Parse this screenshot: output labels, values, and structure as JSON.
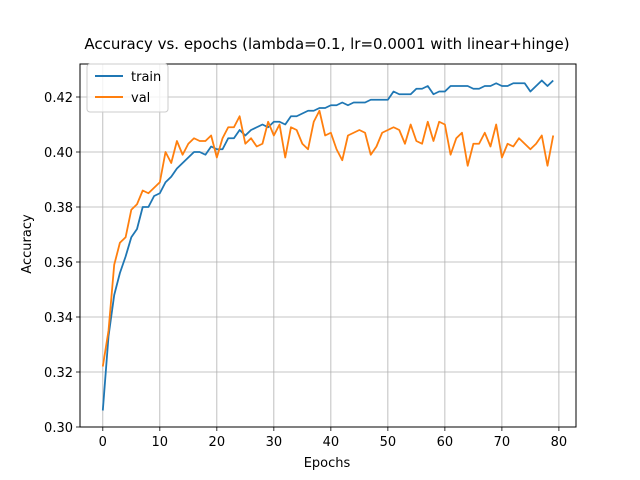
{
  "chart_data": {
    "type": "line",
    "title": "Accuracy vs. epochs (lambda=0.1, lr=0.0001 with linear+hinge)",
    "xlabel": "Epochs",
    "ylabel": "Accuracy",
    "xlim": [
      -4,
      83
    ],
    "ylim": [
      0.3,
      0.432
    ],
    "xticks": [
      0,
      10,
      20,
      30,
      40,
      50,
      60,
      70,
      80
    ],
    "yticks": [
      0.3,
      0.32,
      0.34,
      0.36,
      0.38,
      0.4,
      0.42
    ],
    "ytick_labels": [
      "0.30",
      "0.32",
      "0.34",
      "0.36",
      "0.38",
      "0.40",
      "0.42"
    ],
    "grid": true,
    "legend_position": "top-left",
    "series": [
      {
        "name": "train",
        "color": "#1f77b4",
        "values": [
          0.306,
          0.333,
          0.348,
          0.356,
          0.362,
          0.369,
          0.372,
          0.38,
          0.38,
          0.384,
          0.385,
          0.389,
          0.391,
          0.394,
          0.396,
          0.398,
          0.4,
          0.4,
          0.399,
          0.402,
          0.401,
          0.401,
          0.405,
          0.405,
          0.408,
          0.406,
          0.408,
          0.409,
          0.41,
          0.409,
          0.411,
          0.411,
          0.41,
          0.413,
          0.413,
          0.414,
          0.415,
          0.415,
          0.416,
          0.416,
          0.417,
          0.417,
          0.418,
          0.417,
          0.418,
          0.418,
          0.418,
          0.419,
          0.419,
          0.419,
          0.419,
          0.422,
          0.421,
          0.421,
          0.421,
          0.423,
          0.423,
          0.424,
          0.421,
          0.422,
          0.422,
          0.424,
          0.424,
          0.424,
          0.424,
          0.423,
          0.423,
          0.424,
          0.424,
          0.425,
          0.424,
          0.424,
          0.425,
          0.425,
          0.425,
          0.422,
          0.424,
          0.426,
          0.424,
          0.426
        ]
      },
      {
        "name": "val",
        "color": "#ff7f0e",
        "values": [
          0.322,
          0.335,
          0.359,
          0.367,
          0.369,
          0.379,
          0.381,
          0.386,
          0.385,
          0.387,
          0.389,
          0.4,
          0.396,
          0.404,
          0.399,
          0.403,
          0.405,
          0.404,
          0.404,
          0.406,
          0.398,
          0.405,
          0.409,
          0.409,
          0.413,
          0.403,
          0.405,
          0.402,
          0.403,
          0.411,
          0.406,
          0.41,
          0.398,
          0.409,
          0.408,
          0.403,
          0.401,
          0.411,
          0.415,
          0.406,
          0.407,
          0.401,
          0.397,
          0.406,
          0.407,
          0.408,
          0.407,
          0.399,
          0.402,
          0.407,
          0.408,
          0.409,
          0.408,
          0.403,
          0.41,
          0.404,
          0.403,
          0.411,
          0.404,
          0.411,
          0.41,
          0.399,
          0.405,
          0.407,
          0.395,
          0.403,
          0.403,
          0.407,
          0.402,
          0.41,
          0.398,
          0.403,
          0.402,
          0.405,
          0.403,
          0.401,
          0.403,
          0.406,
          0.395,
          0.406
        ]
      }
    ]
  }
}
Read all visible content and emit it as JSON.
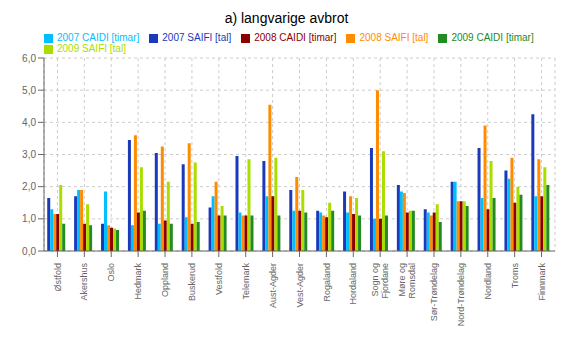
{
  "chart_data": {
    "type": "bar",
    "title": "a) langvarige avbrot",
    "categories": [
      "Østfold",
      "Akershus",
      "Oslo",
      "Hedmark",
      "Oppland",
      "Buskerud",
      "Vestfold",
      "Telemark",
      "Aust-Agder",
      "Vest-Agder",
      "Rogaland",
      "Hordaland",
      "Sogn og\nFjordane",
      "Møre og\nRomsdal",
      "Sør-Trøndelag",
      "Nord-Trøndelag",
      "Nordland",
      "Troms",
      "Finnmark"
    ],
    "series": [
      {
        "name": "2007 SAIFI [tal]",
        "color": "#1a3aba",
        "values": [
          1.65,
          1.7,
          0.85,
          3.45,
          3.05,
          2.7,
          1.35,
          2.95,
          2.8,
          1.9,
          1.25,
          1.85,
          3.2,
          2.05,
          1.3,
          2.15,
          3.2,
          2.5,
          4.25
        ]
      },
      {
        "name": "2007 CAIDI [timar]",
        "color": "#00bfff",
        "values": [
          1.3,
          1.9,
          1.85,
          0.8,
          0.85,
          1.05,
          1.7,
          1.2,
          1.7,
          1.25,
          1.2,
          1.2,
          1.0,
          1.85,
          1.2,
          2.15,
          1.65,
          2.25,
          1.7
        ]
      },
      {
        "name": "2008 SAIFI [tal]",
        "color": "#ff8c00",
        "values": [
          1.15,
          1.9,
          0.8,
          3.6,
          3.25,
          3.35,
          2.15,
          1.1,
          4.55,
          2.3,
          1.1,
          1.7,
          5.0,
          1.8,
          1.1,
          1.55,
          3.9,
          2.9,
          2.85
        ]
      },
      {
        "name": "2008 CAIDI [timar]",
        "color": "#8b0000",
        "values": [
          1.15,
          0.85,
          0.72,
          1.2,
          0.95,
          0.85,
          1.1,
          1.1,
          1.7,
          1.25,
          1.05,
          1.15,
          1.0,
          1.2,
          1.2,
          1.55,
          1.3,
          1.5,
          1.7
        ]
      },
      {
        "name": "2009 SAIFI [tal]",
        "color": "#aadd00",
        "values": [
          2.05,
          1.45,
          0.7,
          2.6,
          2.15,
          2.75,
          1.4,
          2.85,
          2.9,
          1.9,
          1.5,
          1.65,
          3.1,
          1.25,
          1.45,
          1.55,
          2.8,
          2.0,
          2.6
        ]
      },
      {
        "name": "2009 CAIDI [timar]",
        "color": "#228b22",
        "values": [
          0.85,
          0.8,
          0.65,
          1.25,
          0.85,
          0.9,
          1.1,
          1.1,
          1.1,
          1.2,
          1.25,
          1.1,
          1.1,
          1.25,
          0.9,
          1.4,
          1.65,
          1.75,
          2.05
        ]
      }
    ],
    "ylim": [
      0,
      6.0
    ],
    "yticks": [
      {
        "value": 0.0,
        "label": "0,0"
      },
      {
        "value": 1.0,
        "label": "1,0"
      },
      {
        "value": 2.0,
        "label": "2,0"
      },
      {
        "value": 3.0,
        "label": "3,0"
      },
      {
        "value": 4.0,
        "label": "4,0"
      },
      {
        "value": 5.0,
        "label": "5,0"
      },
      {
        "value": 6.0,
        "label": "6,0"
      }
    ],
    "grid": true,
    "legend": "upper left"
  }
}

++++++

**Task to carry out**
Among the entries above, identify all lines with "title" and copy them.

**Answer to the task**
    "title": "Accuracy vs. epochs (lambda=0.1, lr=0.0001 with linear+hinge)",
    "title": "a) langvarige avbrot",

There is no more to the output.